TASK GOAL >>
Give again the lines from the line with "Read all visible text" to the last line of the records, exactly and in full. Do not carry over any pictures.

EXTRACTED RECORDS >>
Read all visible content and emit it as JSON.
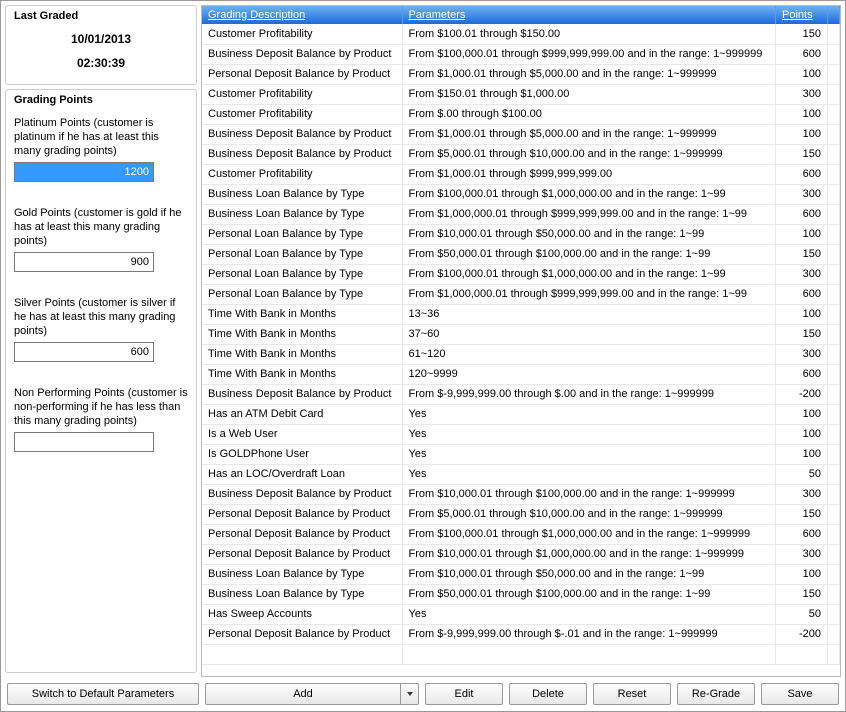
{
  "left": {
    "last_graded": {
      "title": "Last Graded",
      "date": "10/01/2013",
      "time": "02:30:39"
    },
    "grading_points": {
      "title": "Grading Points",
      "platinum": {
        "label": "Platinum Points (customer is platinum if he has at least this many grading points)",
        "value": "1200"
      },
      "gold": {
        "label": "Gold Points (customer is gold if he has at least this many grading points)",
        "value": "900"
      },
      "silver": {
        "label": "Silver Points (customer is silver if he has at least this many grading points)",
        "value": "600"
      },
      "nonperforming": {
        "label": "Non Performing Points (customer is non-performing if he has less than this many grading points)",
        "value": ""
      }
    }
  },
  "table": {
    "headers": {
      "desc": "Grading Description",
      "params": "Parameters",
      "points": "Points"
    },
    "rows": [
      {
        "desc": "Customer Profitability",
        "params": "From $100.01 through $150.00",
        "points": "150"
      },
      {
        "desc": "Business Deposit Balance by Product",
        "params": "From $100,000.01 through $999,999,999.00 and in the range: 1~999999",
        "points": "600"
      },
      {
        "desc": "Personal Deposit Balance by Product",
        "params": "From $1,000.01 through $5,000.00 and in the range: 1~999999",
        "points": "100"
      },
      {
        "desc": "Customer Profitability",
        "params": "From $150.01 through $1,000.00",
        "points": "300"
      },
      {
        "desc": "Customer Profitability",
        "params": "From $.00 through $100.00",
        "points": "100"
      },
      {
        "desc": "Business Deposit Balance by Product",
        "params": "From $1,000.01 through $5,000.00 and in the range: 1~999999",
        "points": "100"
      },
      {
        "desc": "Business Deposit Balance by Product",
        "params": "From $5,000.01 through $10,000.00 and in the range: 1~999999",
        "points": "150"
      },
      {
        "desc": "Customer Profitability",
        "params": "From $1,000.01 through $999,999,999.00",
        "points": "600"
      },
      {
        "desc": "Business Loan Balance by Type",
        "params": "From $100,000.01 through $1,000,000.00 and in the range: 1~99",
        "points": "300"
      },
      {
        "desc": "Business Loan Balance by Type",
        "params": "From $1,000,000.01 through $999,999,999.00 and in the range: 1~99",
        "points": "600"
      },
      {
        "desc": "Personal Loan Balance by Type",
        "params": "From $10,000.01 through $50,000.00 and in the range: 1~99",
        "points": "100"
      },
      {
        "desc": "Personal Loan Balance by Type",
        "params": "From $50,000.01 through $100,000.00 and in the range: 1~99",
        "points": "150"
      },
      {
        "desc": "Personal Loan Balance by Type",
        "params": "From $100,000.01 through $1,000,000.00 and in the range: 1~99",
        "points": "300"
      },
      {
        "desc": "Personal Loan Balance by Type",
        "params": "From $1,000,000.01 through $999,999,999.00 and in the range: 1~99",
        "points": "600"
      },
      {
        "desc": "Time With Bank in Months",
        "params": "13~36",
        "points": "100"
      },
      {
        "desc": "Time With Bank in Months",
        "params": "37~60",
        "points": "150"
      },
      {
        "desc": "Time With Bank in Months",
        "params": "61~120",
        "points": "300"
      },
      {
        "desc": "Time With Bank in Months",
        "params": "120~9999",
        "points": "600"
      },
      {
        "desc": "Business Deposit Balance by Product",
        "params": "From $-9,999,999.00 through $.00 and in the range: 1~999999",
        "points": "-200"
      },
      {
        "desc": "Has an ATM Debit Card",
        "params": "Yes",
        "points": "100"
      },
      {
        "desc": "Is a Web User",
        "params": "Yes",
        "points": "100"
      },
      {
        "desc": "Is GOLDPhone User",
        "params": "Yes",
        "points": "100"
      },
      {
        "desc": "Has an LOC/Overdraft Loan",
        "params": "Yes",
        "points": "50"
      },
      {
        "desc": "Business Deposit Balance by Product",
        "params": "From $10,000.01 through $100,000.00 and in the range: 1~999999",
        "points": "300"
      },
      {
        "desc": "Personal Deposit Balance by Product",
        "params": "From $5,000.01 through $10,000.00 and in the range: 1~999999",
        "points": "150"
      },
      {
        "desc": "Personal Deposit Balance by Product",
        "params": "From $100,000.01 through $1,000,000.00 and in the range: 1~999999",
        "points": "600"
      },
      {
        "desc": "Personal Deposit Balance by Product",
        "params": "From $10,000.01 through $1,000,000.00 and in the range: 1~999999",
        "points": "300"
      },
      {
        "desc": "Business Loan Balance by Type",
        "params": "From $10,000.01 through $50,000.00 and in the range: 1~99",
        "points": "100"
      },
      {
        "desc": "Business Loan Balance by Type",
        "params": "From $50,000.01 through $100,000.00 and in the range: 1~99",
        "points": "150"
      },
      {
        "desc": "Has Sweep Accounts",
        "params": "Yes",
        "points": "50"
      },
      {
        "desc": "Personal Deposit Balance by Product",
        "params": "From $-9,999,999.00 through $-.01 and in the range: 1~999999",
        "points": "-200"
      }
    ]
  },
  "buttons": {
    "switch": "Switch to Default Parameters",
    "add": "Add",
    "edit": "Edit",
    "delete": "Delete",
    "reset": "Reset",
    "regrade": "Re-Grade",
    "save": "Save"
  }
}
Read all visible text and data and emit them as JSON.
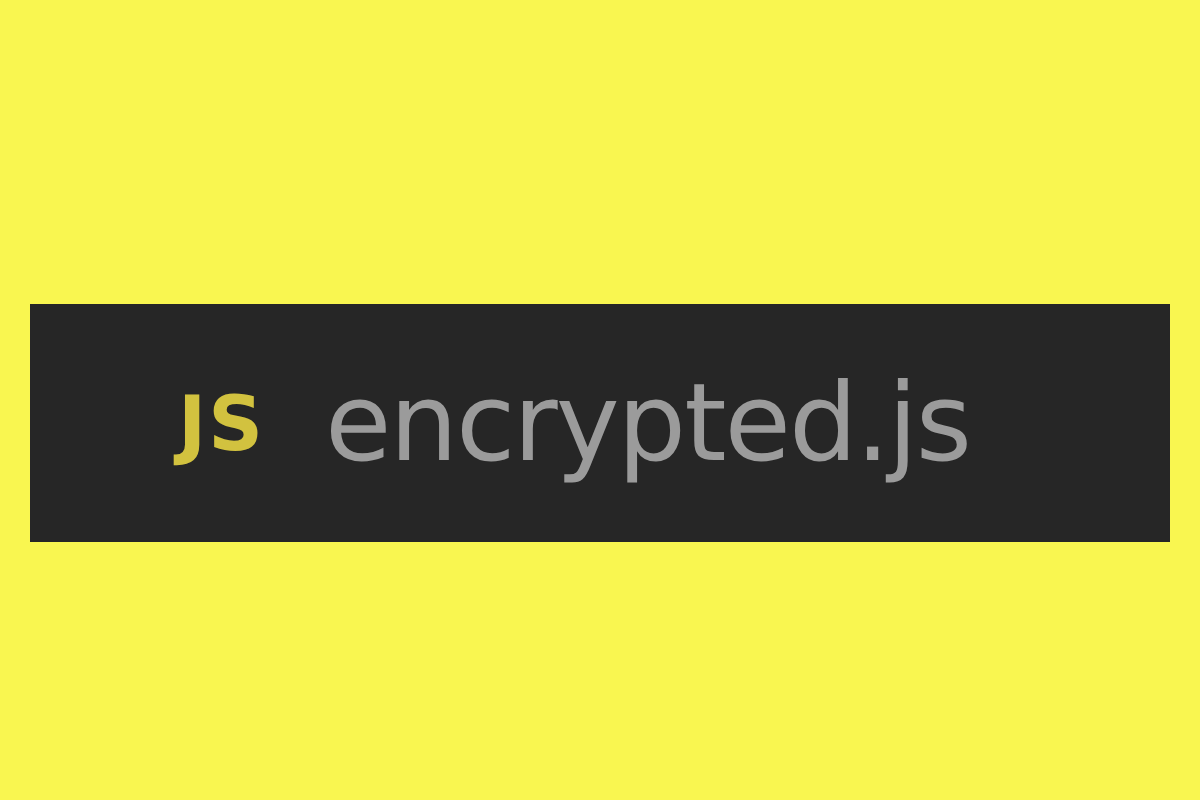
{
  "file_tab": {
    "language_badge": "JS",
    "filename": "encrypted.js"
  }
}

FINISHED TASK >>
Read all visible text and data and emit them as JSON.
{
  "file_tab": {
    "language_badge": "JS",
    "filename": "encrypted.js"
  }
}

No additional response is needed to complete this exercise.